_Work instructions_
The records below must be duplicated exactly, character for character.

_Material provided_

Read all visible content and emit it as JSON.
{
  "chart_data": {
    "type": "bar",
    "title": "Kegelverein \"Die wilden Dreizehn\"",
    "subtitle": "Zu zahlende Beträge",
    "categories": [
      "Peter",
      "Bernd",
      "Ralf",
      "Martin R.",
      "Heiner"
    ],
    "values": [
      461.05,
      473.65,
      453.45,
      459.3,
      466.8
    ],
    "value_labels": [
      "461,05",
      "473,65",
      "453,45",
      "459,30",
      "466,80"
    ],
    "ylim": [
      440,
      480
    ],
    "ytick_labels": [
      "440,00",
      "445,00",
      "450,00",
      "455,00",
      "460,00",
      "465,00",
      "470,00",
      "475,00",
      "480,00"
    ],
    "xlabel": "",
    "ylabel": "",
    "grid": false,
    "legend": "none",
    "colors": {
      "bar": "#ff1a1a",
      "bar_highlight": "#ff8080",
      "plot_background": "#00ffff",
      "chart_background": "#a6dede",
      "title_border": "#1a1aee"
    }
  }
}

_Task answer_
Read all visible content and emit it as JSON.
{
  "chart_data": {
    "type": "bar",
    "title": "Kegelverein \"Die wilden Dreizehn\"",
    "subtitle": "Zu zahlende Beträge",
    "categories": [
      "Peter",
      "Bernd",
      "Ralf",
      "Martin R.",
      "Heiner"
    ],
    "values": [
      461.05,
      473.65,
      453.45,
      459.3,
      466.8
    ],
    "value_labels": [
      "461,05",
      "473,65",
      "453,45",
      "459,30",
      "466,80"
    ],
    "ylim": [
      440,
      480
    ],
    "ytick_labels": [
      "440,00",
      "445,00",
      "450,00",
      "455,00",
      "460,00",
      "465,00",
      "470,00",
      "475,00",
      "480,00"
    ],
    "xlabel": "",
    "ylabel": "",
    "grid": false,
    "legend": "none",
    "colors": {
      "bar": "#ff1a1a",
      "bar_highlight": "#ff8080",
      "plot_background": "#00ffff",
      "chart_background": "#a6dede",
      "title_border": "#1a1aee"
    }
  }
}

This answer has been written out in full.